(Stored data entries)
=====
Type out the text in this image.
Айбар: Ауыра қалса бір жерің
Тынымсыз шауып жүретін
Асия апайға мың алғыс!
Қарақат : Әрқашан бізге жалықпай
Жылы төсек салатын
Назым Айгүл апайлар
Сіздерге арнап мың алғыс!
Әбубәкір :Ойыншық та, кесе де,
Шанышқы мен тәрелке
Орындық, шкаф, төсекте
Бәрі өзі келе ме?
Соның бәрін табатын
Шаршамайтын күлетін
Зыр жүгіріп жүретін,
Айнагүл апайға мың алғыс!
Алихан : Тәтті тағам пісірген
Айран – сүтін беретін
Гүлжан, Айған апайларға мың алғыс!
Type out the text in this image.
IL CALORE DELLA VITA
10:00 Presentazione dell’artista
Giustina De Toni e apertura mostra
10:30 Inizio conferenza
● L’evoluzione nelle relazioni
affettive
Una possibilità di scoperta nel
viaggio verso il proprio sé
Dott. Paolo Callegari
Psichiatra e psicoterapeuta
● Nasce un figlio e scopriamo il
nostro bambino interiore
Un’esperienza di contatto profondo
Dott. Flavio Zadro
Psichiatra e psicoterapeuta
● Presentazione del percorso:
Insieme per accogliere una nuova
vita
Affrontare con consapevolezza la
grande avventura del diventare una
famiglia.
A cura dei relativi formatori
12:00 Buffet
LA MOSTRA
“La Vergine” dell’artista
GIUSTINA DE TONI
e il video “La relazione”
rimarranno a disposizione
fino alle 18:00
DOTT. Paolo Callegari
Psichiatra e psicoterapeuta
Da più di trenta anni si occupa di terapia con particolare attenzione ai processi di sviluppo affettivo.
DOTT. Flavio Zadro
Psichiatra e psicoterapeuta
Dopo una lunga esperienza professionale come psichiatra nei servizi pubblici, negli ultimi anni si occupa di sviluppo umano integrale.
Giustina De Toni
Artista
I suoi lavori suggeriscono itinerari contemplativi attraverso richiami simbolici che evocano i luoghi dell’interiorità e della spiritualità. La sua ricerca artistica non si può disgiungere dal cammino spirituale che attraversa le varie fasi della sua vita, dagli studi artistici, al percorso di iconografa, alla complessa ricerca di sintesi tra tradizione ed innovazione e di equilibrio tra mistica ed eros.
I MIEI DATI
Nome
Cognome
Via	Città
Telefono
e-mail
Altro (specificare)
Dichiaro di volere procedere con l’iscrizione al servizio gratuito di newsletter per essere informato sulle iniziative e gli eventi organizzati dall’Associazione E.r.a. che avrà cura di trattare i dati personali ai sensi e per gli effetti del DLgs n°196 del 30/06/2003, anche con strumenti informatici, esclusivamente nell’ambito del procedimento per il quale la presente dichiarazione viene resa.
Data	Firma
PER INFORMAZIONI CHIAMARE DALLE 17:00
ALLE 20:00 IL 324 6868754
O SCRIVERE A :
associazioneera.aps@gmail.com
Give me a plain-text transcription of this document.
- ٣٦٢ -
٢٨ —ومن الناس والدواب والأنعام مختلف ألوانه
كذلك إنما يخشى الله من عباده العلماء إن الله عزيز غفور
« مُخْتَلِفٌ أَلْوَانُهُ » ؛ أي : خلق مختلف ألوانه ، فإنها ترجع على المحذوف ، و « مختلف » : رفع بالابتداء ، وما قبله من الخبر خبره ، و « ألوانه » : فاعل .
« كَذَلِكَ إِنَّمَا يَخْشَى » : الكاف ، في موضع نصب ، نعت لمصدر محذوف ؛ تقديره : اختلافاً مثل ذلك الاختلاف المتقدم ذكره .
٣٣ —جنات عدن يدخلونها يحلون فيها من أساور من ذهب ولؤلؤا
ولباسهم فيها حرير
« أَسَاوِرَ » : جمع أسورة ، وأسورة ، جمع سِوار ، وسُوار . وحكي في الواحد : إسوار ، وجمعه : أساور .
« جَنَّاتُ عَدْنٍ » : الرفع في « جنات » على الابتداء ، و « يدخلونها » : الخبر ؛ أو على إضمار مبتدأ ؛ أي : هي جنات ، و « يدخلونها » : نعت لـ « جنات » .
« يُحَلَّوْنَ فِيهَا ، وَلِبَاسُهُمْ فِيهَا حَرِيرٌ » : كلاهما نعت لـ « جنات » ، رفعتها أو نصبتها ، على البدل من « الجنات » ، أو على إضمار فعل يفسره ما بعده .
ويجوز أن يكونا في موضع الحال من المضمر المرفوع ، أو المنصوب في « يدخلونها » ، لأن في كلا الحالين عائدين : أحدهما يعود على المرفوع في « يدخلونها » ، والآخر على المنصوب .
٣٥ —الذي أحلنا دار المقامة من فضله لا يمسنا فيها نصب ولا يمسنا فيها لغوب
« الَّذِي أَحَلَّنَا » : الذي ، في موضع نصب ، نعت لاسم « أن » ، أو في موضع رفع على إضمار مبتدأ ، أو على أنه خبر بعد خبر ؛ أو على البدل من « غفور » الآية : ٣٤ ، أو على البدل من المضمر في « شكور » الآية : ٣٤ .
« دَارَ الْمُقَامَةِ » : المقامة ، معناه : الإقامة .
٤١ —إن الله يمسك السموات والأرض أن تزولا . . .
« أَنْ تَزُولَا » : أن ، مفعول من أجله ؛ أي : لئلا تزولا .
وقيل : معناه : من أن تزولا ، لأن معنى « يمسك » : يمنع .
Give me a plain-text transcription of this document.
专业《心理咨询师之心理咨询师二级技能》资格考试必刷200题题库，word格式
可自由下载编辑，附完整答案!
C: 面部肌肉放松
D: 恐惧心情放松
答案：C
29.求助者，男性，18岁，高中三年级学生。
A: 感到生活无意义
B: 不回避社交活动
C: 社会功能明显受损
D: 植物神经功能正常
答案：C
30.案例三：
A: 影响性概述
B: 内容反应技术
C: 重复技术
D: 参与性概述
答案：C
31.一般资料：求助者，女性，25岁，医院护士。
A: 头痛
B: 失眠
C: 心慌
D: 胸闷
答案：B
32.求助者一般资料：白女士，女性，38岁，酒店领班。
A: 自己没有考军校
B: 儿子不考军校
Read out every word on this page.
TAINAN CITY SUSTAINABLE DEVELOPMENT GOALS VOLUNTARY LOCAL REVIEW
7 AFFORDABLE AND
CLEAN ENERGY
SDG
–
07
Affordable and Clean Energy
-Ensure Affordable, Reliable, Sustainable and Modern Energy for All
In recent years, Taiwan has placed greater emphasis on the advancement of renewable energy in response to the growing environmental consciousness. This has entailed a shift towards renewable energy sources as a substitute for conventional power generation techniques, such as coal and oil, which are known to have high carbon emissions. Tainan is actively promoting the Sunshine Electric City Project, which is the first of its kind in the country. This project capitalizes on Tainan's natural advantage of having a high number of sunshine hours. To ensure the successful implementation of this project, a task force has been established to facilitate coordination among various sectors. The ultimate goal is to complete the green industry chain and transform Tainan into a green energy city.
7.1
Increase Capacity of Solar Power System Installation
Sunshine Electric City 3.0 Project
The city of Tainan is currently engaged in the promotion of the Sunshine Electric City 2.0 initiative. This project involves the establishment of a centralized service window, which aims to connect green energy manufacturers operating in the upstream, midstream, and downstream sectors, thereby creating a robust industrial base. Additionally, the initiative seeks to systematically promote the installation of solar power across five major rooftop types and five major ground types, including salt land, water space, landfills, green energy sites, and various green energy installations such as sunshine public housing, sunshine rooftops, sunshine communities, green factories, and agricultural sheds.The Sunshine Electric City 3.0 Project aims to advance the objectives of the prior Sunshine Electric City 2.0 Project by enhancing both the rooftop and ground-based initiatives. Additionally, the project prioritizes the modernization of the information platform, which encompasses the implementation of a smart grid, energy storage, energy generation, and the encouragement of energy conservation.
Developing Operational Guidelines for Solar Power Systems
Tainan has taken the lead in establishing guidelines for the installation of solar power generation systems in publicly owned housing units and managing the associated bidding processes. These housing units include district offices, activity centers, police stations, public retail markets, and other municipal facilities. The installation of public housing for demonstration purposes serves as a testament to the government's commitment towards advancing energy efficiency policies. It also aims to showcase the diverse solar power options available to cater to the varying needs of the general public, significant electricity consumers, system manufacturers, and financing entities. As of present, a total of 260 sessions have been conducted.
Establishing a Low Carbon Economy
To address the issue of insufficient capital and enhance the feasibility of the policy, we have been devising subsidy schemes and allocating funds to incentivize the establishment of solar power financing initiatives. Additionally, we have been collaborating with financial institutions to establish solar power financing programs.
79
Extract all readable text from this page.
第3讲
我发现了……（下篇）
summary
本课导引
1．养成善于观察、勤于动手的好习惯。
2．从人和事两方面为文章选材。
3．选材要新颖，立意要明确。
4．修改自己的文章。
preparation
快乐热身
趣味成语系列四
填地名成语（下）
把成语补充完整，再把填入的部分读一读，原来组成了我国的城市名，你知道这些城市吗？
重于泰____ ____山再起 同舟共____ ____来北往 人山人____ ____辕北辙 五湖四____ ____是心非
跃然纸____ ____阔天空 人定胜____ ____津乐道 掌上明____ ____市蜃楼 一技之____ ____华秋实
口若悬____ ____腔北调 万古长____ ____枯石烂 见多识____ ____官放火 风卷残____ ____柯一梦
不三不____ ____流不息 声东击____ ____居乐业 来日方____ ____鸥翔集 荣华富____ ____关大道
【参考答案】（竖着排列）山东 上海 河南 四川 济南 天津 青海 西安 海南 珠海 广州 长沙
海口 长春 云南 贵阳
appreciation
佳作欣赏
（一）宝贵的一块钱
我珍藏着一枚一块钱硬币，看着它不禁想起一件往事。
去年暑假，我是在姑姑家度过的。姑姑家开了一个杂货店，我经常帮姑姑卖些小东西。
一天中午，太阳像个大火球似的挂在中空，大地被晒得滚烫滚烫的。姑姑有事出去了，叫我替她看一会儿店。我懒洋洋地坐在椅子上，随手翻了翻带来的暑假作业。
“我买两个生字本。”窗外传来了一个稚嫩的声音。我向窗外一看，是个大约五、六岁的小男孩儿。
=====
### [Given task]
Of the lines in the listing above, how many hold the string "occupa"? Reply with the number only.

### [Final answer]
2